> _Task details_: Return all of the entries exactly, with nothing added or left out.

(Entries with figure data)
————

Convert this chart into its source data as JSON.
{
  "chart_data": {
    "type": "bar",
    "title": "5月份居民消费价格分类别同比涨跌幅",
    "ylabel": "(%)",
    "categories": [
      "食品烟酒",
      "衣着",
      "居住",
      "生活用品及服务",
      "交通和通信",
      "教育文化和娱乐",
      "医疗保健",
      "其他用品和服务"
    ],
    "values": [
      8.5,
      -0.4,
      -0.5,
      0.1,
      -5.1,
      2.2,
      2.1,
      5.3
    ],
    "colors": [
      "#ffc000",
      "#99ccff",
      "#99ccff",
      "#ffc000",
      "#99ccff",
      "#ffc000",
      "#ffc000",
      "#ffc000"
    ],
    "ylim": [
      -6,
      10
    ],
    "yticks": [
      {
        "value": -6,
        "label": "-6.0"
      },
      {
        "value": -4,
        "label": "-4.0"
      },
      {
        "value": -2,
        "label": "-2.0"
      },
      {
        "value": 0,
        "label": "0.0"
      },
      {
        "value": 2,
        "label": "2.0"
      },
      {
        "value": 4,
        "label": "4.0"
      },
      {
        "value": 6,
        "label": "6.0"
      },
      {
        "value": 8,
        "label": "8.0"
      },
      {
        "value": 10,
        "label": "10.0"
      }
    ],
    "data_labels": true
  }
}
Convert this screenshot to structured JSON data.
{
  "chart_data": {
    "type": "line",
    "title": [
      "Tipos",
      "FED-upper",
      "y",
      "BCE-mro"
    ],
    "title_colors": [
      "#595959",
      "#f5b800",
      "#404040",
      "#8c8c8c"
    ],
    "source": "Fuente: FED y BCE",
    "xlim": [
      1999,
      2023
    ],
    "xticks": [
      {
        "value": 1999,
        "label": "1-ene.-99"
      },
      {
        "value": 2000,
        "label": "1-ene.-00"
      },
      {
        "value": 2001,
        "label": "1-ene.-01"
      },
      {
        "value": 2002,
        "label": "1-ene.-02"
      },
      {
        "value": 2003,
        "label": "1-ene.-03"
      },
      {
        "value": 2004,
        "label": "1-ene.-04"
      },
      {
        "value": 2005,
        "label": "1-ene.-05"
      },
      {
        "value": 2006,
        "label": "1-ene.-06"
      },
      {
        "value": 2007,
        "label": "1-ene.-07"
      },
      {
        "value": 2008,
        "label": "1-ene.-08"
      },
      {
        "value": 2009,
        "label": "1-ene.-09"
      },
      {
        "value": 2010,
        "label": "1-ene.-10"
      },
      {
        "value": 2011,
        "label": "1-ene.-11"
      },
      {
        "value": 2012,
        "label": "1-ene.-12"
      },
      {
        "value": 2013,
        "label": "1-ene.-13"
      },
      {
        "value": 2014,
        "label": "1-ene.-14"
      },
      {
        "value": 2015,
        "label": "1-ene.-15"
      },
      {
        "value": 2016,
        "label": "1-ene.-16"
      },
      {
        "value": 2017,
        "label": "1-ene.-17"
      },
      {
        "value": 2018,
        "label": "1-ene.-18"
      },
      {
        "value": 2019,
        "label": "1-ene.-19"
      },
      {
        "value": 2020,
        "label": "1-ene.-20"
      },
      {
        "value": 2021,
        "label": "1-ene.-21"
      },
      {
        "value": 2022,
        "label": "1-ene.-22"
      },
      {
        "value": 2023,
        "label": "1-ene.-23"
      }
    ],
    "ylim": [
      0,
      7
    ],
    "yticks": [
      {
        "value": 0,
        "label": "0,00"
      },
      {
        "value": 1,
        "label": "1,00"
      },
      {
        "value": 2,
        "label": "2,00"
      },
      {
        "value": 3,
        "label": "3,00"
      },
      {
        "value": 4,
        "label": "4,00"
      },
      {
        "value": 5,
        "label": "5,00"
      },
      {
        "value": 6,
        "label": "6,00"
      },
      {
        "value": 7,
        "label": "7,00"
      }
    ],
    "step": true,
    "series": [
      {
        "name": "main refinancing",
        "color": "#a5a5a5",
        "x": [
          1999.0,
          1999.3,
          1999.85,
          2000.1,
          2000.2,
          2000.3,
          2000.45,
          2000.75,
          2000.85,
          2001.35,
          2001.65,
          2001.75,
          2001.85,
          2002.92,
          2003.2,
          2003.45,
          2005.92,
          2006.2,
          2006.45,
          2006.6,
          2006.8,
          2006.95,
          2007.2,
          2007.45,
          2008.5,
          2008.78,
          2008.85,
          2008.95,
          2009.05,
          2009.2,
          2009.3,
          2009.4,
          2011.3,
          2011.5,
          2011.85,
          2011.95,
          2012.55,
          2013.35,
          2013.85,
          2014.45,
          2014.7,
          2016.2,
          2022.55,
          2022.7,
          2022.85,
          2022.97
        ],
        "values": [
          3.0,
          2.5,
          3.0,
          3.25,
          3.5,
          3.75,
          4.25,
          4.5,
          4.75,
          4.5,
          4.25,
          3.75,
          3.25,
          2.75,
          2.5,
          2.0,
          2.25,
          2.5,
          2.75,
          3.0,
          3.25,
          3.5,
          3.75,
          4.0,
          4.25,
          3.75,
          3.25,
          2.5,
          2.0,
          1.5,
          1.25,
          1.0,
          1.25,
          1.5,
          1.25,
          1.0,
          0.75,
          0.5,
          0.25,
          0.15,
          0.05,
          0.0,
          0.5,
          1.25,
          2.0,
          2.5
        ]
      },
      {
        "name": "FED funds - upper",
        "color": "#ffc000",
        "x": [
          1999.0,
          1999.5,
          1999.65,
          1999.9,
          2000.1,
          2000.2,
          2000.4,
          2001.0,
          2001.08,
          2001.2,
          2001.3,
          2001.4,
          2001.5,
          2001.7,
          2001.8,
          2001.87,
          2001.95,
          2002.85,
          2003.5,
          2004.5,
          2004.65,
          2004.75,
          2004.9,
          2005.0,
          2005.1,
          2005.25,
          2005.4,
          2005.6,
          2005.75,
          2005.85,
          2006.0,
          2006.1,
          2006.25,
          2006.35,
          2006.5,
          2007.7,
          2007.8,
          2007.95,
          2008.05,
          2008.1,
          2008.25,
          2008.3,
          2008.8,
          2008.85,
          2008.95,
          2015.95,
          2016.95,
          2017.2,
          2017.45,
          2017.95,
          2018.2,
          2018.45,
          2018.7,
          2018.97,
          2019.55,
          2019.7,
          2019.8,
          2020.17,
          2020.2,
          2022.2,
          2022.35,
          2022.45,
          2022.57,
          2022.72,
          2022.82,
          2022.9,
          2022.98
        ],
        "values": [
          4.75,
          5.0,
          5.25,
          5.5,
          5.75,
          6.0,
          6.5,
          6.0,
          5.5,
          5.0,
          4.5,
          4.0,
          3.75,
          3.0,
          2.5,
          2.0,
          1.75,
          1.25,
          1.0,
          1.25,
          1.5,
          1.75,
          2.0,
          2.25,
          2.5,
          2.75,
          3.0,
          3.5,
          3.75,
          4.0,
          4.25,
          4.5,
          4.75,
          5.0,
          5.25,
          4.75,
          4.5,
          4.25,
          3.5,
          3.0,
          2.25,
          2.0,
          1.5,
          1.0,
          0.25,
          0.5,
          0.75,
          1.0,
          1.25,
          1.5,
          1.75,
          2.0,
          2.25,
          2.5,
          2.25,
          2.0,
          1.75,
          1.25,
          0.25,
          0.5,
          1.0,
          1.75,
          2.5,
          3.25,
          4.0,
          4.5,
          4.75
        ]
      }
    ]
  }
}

————

> _Answer to the exercise_:
Convert this chart into its source data as JSON.
{
  "chart_data": {
    "type": "bar",
    "title": "5月份居民消费价格分类别同比涨跌幅",
    "ylabel": "(%)",
    "categories": [
      "食品烟酒",
      "衣着",
      "居住",
      "生活用品及服务",
      "交通和通信",
      "教育文化和娱乐",
      "医疗保健",
      "其他用品和服务"
    ],
    "values": [
      8.5,
      -0.4,
      -0.5,
      0.1,
      -5.1,
      2.2,
      2.1,
      5.3
    ],
    "colors": [
      "#ffc000",
      "#99ccff",
      "#99ccff",
      "#ffc000",
      "#99ccff",
      "#ffc000",
      "#ffc000",
      "#ffc000"
    ],
    "ylim": [
      -6,
      10
    ],
    "yticks": [
      {
        "value": -6,
        "label": "-6.0"
      },
      {
        "value": -4,
        "label": "-4.0"
      },
      {
        "value": -2,
        "label": "-2.0"
      },
      {
        "value": 0,
        "label": "0.0"
      },
      {
        "value": 2,
        "label": "2.0"
      },
      {
        "value": 4,
        "label": "4.0"
      },
      {
        "value": 6,
        "label": "6.0"
      },
      {
        "value": 8,
        "label": "8.0"
      },
      {
        "value": 10,
        "label": "10.0"
      }
    ],
    "data_labels": true
  }
}
Convert this screenshot to structured JSON data.
{
  "chart_data": {
    "type": "line",
    "title": [
      "Tipos",
      "FED-upper",
      "y",
      "BCE-mro"
    ],
    "title_colors": [
      "#595959",
      "#f5b800",
      "#404040",
      "#8c8c8c"
    ],
    "source": "Fuente: FED y BCE",
    "xlim": [
      1999,
      2023
    ],
    "xticks": [
      {
        "value": 1999,
        "label": "1-ene.-99"
      },
      {
        "value": 2000,
        "label": "1-ene.-00"
      },
      {
        "value": 2001,
        "label": "1-ene.-01"
      },
      {
        "value": 2002,
        "label": "1-ene.-02"
      },
      {
        "value": 2003,
        "label": "1-ene.-03"
      },
      {
        "value": 2004,
        "label": "1-ene.-04"
      },
      {
        "value": 2005,
        "label": "1-ene.-05"
      },
      {
        "value": 2006,
        "label": "1-ene.-06"
      },
      {
        "value": 2007,
        "label": "1-ene.-07"
      },
      {
        "value": 2008,
        "label": "1-ene.-08"
      },
      {
        "value": 2009,
        "label": "1-ene.-09"
      },
      {
        "value": 2010,
        "label": "1-ene.-10"
      },
      {
        "value": 2011,
        "label": "1-ene.-11"
      },
      {
        "value": 2012,
        "label": "1-ene.-12"
      },
      {
        "value": 2013,
        "label": "1-ene.-13"
      },
      {
        "value": 2014,
        "label": "1-ene.-14"
      },
      {
        "value": 2015,
        "label": "1-ene.-15"
      },
      {
        "value": 2016,
        "label": "1-ene.-16"
      },
      {
        "value": 2017,
        "label": "1-ene.-17"
      },
      {
        "value": 2018,
        "label": "1-ene.-18"
      },
      {
        "value": 2019,
        "label": "1-ene.-19"
      },
      {
        "value": 2020,
        "label": "1-ene.-20"
      },
      {
        "value": 2021,
        "label": "1-ene.-21"
      },
      {
        "value": 2022,
        "label": "1-ene.-22"
      },
      {
        "value": 2023,
        "label": "1-ene.-23"
      }
    ],
    "ylim": [
      0,
      7
    ],
    "yticks": [
      {
        "value": 0,
        "label": "0,00"
      },
      {
        "value": 1,
        "label": "1,00"
      },
      {
        "value": 2,
        "label": "2,00"
      },
      {
        "value": 3,
        "label": "3,00"
      },
      {
        "value": 4,
        "label": "4,00"
      },
      {
        "value": 5,
        "label": "5,00"
      },
      {
        "value": 6,
        "label": "6,00"
      },
      {
        "value": 7,
        "label": "7,00"
      }
    ],
    "step": true,
    "series": [
      {
        "name": "main refinancing",
        "color": "#a5a5a5",
        "x": [
          1999.0,
          1999.3,
          1999.85,
          2000.1,
          2000.2,
          2000.3,
          2000.45,
          2000.75,
          2000.85,
          2001.35,
          2001.65,
          2001.75,
          2001.85,
          2002.92,
          2003.2,
          2003.45,
          2005.92,
          2006.2,
          2006.45,
          2006.6,
          2006.8,
          2006.95,
          2007.2,
          2007.45,
          2008.5,
          2008.78,
          2008.85,
          2008.95,
          2009.05,
          2009.2,
          2009.3,
          2009.4,
          2011.3,
          2011.5,
          2011.85,
          2011.95,
          2012.55,
          2013.35,
          2013.85,
          2014.45,
          2014.7,
          2016.2,
          2022.55,
          2022.7,
          2022.85,
          2022.97
        ],
        "values": [
          3.0,
          2.5,
          3.0,
          3.25,
          3.5,
          3.75,
          4.25,
          4.5,
          4.75,
          4.5,
          4.25,
          3.75,
          3.25,
          2.75,
          2.5,
          2.0,
          2.25,
          2.5,
          2.75,
          3.0,
          3.25,
          3.5,
          3.75,
          4.0,
          4.25,
          3.75,
          3.25,
          2.5,
          2.0,
          1.5,
          1.25,
          1.0,
          1.25,
          1.5,
          1.25,
          1.0,
          0.75,
          0.5,
          0.25,
          0.15,
          0.05,
          0.0,
          0.5,
          1.25,
          2.0,
          2.5
        ]
      },
      {
        "name": "FED funds - upper",
        "color": "#ffc000",
        "x": [
          1999.0,
          1999.5,
          1999.65,
          1999.9,
          2000.1,
          2000.2,
          2000.4,
          2001.0,
          2001.08,
          2001.2,
          2001.3,
          2001.4,
          2001.5,
          2001.7,
          2001.8,
          2001.87,
          2001.95,
          2002.85,
          2003.5,
          2004.5,
          2004.65,
          2004.75,
          2004.9,
          2005.0,
          2005.1,
          2005.25,
          2005.4,
          2005.6,
          2005.75,
          2005.85,
          2006.0,
          2006.1,
          2006.25,
          2006.35,
          2006.5,
          2007.7,
          2007.8,
          2007.95,
          2008.05,
          2008.1,
          2008.25,
          2008.3,
          2008.8,
          2008.85,
          2008.95,
          2015.95,
          2016.95,
          2017.2,
          2017.45,
          2017.95,
          2018.2,
          2018.45,
          2018.7,
          2018.97,
          2019.55,
          2019.7,
          2019.8,
          2020.17,
          2020.2,
          2022.2,
          2022.35,
          2022.45,
          2022.57,
          2022.72,
          2022.82,
          2022.9,
          2022.98
        ],
        "values": [
          4.75,
          5.0,
          5.25,
          5.5,
          5.75,
          6.0,
          6.5,
          6.0,
          5.5,
          5.0,
          4.5,
          4.0,
          3.75,
          3.0,
          2.5,
          2.0,
          1.75,
          1.25,
          1.0,
          1.25,
          1.5,
          1.75,
          2.0,
          2.25,
          2.5,
          2.75,
          3.0,
          3.5,
          3.75,
          4.0,
          4.25,
          4.5,
          4.75,
          5.0,
          5.25,
          4.75,
          4.5,
          4.25,
          3.5,
          3.0,
          2.25,
          2.0,
          1.5,
          1.0,
          0.25,
          0.5,
          0.75,
          1.0,
          1.25,
          1.5,
          1.75,
          2.0,
          2.25,
          2.5,
          2.25,
          2.0,
          1.75,
          1.25,
          0.25,
          0.5,
          1.0,
          1.75,
          2.5,
          3.25,
          4.0,
          4.5,
          4.75
        ]
      }
    ]
  }
}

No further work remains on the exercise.